Provided passage
____________________

- From: John Wong <gokoproject@gmail.com>
- Date: Wed, 30 Sep 2015 11:47:01 -0400
- To: Jonathan Kingston <jonathan@jooped.com>
- Cc: "public-webappsec@w3.org" <public-webappsec@w3.org>
Received on Wednesday, 30 September 2015 15:47:29 UTC
On Wed, Sep 30, 2015 at 5:57 AM, Jonathan Kingston <jonathan@jooped.com>
wrote:
>
> The credential manager would also have the ability to inform users of
> applications using weak credentials for longer time periods than suggested.
>
>
> ---
>
> This might for example look like:
>
> navigator.credentials.get({ "password": true, credentialClass: 2 })
>
> A application would inform the credential manager what class of credential
> they require, this prevents the credential manager sending things that the
> app can't cope with however also prevents the site making bad choices.
>
>
This is where confuses me, and excuse if it is clear to others. How should
CM prevent the site from making bad choices?
I think the first part is like handshake where we exchange, negotiate and
agree upon something. But maybe we have to be careful with negotiation - if
WG says these are the only classes UA supports. At least there should be an
option in the browser to bypass the negotiation so it makes testing easy
(maybe I want to test weak password).
John
Received on Wednesday, 30 September 2015 15:47:29 UTC

____________________

Available data
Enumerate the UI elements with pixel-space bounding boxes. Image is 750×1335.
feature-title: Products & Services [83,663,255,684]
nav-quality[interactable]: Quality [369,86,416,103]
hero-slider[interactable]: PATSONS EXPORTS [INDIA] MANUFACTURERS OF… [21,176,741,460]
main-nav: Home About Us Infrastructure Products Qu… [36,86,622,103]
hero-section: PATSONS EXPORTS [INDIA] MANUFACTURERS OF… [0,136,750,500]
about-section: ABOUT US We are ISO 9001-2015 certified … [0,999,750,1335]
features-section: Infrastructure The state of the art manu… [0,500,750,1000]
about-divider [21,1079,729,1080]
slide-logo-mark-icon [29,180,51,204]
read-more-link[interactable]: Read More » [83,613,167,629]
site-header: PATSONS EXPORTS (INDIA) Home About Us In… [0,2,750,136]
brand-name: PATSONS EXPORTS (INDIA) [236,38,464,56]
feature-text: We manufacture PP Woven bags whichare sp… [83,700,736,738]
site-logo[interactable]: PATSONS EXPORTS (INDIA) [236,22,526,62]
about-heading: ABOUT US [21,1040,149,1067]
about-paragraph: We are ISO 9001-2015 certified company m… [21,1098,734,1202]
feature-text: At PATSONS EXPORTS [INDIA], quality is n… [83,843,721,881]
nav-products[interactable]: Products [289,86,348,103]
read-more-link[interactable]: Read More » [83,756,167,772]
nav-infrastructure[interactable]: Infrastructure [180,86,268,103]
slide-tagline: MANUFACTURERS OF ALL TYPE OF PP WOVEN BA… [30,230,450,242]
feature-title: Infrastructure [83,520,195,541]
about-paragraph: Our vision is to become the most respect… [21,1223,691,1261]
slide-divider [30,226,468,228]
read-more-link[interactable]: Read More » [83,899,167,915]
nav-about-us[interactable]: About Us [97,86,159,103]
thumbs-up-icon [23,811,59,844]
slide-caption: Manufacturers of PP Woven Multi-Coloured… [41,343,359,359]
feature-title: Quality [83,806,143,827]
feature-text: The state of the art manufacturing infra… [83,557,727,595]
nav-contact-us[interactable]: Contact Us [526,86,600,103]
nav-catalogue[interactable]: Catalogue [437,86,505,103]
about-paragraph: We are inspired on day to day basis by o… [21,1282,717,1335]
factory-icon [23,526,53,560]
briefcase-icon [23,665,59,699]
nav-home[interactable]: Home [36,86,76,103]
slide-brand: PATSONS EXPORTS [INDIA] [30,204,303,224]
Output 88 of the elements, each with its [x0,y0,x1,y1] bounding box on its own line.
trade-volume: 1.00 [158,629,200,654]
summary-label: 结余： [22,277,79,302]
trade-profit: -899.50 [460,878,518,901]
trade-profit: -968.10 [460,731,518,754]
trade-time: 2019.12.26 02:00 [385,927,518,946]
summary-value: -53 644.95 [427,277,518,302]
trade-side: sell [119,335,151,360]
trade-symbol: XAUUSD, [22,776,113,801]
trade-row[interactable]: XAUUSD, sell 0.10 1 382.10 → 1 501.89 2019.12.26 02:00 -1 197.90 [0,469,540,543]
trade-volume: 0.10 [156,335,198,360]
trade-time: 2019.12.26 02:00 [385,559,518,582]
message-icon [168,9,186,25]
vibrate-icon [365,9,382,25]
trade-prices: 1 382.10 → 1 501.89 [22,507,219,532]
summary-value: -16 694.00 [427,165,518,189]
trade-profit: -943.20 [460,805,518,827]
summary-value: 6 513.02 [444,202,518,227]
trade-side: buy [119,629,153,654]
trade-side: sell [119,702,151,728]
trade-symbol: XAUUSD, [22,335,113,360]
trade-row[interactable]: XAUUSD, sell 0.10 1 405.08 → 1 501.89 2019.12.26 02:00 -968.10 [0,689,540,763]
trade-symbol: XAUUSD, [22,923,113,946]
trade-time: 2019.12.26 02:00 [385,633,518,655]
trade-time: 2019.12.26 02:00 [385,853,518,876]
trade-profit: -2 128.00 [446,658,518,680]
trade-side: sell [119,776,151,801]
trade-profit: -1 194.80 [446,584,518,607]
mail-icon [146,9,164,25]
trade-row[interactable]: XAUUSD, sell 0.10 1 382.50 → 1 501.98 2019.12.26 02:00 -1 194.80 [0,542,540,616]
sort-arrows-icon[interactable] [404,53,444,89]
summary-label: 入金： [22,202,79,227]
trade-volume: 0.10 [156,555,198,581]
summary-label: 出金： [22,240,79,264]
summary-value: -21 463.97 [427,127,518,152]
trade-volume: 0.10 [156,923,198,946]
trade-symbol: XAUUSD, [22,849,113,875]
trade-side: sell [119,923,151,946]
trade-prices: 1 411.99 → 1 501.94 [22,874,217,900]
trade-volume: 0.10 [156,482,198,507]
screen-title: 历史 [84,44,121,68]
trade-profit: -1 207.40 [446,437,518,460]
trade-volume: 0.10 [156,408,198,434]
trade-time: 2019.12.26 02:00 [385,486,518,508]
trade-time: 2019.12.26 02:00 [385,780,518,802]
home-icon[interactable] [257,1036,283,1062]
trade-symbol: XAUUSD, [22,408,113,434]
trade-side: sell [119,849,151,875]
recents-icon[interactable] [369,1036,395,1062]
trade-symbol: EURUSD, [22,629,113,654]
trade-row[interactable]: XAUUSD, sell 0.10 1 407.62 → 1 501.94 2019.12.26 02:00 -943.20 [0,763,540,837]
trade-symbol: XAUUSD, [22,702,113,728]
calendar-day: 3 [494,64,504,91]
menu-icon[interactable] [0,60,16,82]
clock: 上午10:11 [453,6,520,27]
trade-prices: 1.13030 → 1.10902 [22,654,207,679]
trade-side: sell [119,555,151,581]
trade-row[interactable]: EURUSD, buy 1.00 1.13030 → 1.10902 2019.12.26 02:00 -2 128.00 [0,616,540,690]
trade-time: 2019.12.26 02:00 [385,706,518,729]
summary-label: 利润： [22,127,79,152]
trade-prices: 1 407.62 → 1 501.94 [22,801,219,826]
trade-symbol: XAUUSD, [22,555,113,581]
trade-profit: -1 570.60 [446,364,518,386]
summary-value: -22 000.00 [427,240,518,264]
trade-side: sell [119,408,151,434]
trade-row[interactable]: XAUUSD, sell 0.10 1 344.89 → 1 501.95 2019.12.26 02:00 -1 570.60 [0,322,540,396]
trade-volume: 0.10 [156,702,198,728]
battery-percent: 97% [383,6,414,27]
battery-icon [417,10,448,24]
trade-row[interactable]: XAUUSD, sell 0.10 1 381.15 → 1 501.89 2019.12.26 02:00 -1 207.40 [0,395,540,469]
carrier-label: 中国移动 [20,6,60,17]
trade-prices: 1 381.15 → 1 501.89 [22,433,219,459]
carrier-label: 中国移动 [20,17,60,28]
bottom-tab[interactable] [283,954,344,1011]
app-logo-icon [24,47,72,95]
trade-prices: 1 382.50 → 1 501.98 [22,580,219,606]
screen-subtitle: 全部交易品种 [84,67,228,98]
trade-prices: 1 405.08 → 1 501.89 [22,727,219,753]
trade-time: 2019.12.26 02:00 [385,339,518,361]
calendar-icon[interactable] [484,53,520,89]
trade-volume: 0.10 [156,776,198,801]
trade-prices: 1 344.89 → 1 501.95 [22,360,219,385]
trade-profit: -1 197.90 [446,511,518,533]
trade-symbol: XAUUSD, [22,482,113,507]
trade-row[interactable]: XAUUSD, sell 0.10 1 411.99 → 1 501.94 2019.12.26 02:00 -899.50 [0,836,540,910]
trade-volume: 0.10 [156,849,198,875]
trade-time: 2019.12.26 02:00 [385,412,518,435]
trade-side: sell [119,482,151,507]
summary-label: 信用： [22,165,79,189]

____________________

Work task 1
Decide whether each statement agrees with the email reply. Answer yes or no for each, and quote the words from the email reply that decide it.
(a) The reply was sent on a Wednesday.
(b) John wants the browser to offer a way to bypass the negotiation for testing.
(c) The example call in the email reply asks for credentialClass 3.
Work task 2
Rewrite the email reply between "I think the" and "test weak password).", inclusive, switching "handshake" to "dialogue".
The listing is not needed for this work.

Task response 1
(a) Yes: "Wed, 30 Sep 2015 11:47:01 -0400"
(b) Yes: "At least there should be an option in the browser to bypass the negotiation so it makes testing easy"
(c) No: "credentialClass: 2"

Task response 2
I think the first part is like dialogue where we exchange, negotiate and
agree upon something. But maybe we have to be careful with negotiation - if
WG says these are the only classes UA supports. At least there should be an
option in the browser to bypass the negotiation so it makes testing easy
(maybe I want to test weak password).